**PROBLEM TO SOLVE**
The entries below need to be written out exactly, with no pictures included.

**EXTRACTED RECORDS**
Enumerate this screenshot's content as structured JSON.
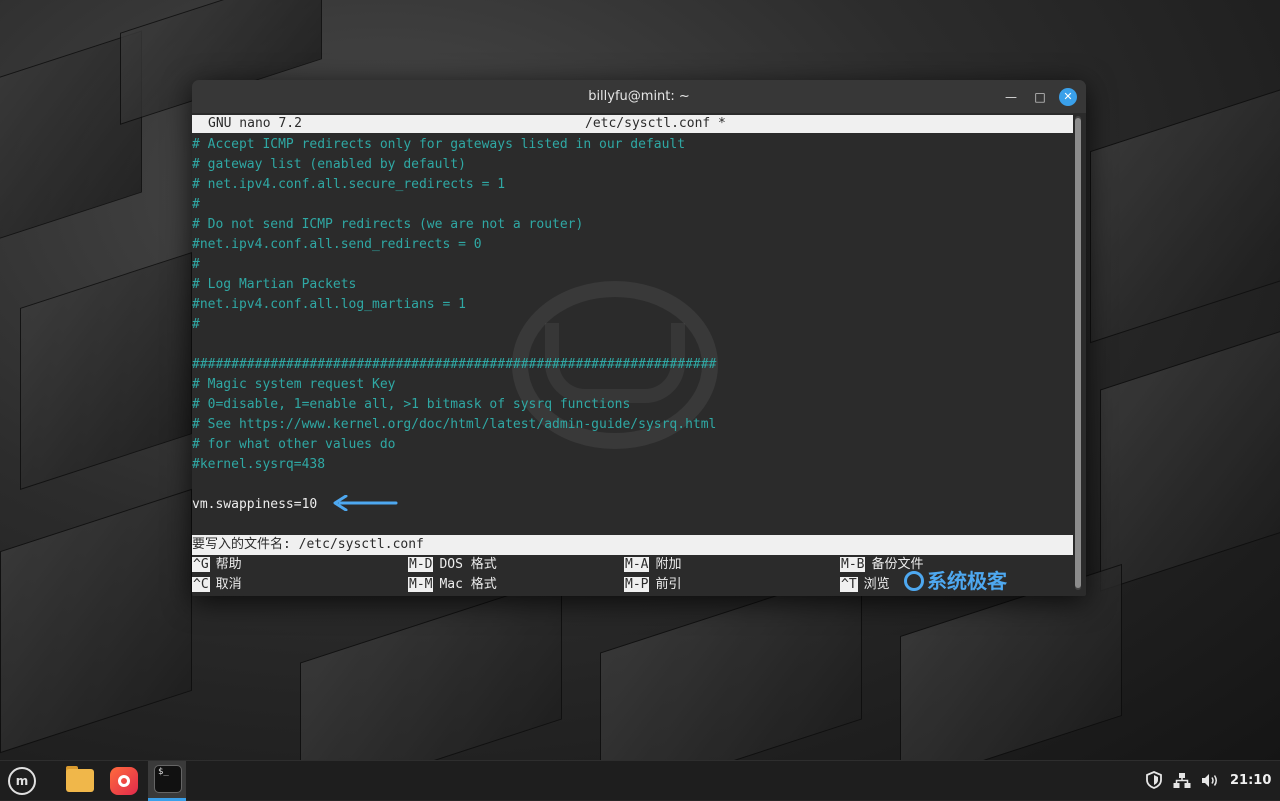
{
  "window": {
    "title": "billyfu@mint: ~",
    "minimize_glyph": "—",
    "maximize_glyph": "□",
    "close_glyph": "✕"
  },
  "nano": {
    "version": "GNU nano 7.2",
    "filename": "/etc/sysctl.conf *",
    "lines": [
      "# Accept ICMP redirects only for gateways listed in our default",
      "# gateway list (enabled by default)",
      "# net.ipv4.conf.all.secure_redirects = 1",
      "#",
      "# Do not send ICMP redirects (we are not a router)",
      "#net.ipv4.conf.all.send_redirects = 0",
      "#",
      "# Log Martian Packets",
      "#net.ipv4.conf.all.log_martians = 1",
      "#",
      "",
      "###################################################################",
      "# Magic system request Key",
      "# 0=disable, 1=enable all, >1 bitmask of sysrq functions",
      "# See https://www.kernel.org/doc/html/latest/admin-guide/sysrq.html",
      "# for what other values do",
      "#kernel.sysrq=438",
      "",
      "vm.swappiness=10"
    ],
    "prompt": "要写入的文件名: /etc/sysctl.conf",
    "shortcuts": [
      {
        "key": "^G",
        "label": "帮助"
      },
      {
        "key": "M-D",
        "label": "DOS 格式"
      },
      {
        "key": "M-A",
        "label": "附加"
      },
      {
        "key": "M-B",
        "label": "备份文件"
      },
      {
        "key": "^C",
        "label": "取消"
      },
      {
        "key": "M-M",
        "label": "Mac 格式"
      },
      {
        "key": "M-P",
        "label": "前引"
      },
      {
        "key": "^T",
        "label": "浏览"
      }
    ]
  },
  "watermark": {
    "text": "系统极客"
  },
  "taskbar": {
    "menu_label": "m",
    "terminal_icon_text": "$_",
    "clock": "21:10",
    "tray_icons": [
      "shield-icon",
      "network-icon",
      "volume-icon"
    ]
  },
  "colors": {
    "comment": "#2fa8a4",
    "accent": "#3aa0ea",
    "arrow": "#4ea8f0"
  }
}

**CORRECT ANSWER**
Enumerate this screenshot's content as structured JSON.
{
  "window": {
    "title": "billyfu@mint: ~",
    "minimize_glyph": "—",
    "maximize_glyph": "□",
    "close_glyph": "✕"
  },
  "nano": {
    "version": "GNU nano 7.2",
    "filename": "/etc/sysctl.conf *",
    "lines": [
      "# Accept ICMP redirects only for gateways listed in our default",
      "# gateway list (enabled by default)",
      "# net.ipv4.conf.all.secure_redirects = 1",
      "#",
      "# Do not send ICMP redirects (we are not a router)",
      "#net.ipv4.conf.all.send_redirects = 0",
      "#",
      "# Log Martian Packets",
      "#net.ipv4.conf.all.log_martians = 1",
      "#",
      "",
      "###################################################################",
      "# Magic system request Key",
      "# 0=disable, 1=enable all, >1 bitmask of sysrq functions",
      "# See https://www.kernel.org/doc/html/latest/admin-guide/sysrq.html",
      "# for what other values do",
      "#kernel.sysrq=438",
      "",
      "vm.swappiness=10"
    ],
    "prompt": "要写入的文件名: /etc/sysctl.conf",
    "shortcuts": [
      {
        "key": "^G",
        "label": "帮助"
      },
      {
        "key": "M-D",
        "label": "DOS 格式"
      },
      {
        "key": "M-A",
        "label": "附加"
      },
      {
        "key": "M-B",
        "label": "备份文件"
      },
      {
        "key": "^C",
        "label": "取消"
      },
      {
        "key": "M-M",
        "label": "Mac 格式"
      },
      {
        "key": "M-P",
        "label": "前引"
      },
      {
        "key": "^T",
        "label": "浏览"
      }
    ]
  },
  "watermark": {
    "text": "系统极客"
  },
  "taskbar": {
    "menu_label": "m",
    "terminal_icon_text": "$_",
    "clock": "21:10",
    "tray_icons": [
      "shield-icon",
      "network-icon",
      "volume-icon"
    ]
  },
  "colors": {
    "comment": "#2fa8a4",
    "accent": "#3aa0ea",
    "arrow": "#4ea8f0"
  }
}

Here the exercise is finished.